▶ [The exercise]:
From the listing below, pull out all lines with "text" in them.

▶ [Listed entries]:
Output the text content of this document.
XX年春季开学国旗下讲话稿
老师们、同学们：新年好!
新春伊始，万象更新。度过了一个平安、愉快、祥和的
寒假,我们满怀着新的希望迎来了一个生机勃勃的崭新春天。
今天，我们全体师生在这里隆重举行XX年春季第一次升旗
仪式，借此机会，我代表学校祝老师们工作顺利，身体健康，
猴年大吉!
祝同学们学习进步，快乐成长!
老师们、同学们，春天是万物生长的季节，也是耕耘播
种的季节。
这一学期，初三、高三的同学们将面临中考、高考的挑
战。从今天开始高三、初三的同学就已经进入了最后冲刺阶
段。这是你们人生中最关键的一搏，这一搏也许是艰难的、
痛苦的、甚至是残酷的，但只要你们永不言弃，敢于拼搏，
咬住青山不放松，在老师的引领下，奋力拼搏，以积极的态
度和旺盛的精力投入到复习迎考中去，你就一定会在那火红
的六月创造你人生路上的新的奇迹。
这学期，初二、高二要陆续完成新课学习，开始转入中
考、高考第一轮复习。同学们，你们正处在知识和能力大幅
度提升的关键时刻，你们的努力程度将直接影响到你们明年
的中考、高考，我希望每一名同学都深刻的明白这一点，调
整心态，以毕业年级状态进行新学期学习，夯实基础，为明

--

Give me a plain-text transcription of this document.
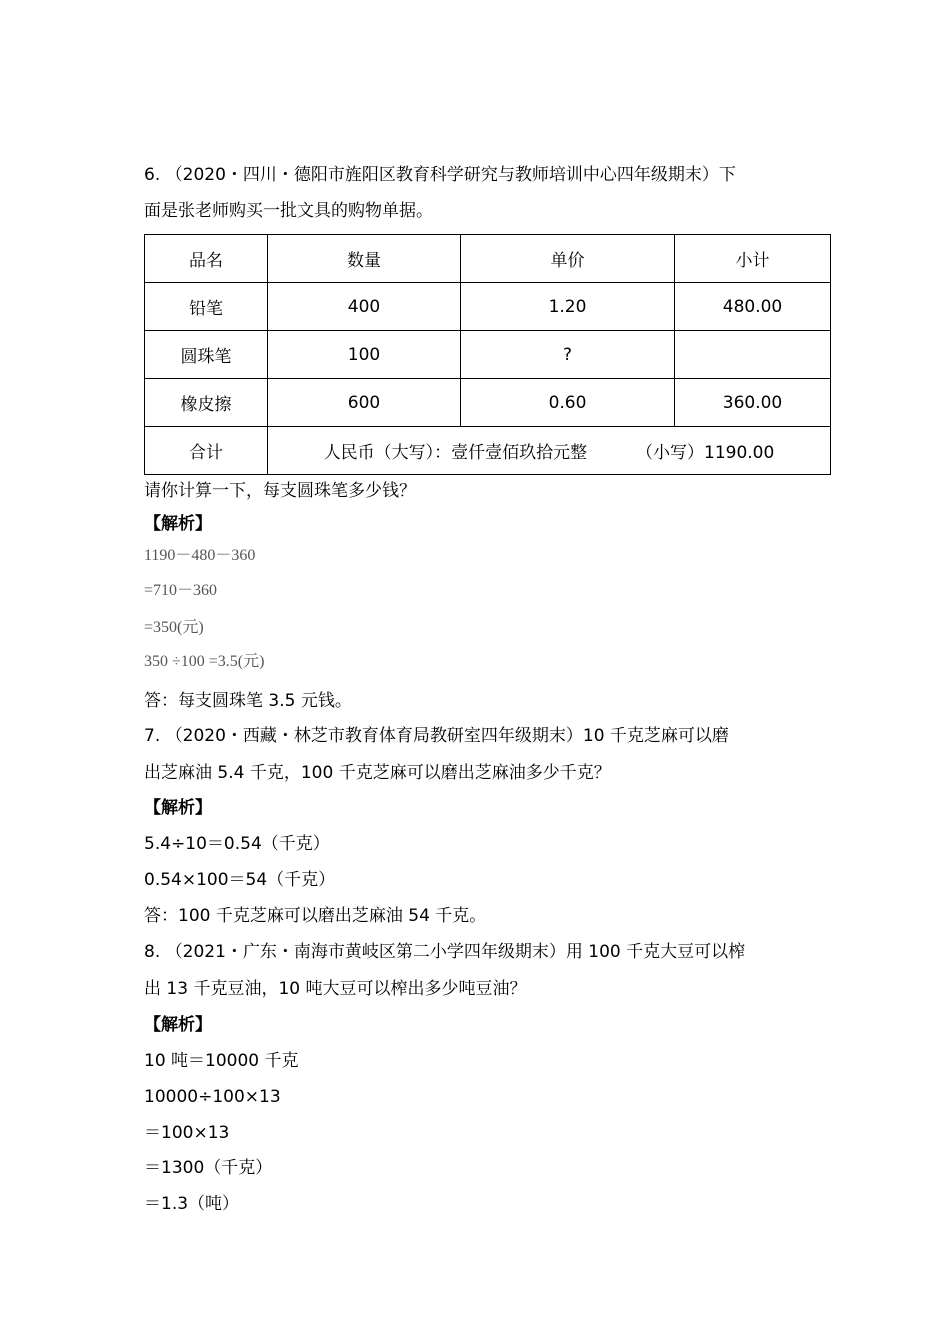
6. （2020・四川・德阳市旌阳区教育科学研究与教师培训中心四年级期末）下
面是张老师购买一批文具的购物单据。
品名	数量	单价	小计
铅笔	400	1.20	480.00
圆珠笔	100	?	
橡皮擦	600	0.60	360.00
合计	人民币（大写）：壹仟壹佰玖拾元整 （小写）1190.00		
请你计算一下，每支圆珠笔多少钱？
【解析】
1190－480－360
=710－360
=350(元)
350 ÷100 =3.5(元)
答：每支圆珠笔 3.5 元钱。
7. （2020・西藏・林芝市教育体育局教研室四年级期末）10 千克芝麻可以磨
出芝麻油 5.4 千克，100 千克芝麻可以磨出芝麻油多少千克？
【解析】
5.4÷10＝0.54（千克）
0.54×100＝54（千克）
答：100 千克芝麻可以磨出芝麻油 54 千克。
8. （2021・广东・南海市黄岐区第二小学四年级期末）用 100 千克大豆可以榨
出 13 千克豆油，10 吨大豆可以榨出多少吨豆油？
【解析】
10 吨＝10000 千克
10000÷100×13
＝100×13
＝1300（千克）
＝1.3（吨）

==

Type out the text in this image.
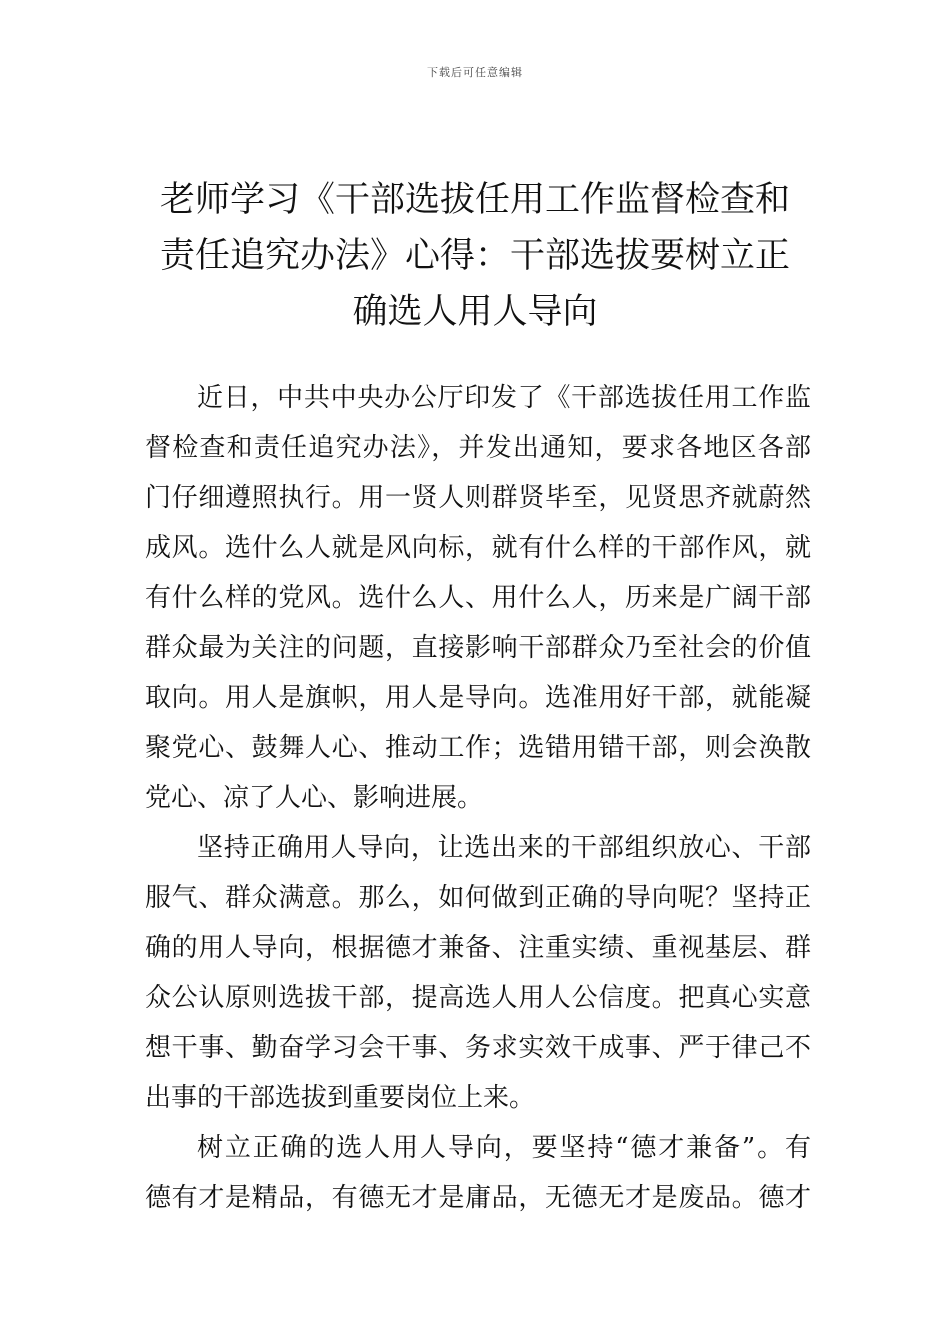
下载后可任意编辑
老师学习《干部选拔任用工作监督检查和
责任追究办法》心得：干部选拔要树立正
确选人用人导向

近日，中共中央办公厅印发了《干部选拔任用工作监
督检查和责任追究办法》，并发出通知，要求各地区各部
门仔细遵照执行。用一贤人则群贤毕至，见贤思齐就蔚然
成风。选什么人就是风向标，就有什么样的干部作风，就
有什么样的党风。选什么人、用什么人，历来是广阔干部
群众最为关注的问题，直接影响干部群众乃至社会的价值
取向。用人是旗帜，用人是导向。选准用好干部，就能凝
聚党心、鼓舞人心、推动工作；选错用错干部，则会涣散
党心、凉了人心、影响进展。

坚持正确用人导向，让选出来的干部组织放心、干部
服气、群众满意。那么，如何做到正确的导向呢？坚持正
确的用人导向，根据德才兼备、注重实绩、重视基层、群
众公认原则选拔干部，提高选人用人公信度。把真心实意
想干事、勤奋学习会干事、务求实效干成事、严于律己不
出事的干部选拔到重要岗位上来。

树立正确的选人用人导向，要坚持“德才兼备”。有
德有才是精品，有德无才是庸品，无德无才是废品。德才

▶ [Full solution]:
Output the text content of this document.
Give me a plain-text transcription of this document.
Type out the text in this image.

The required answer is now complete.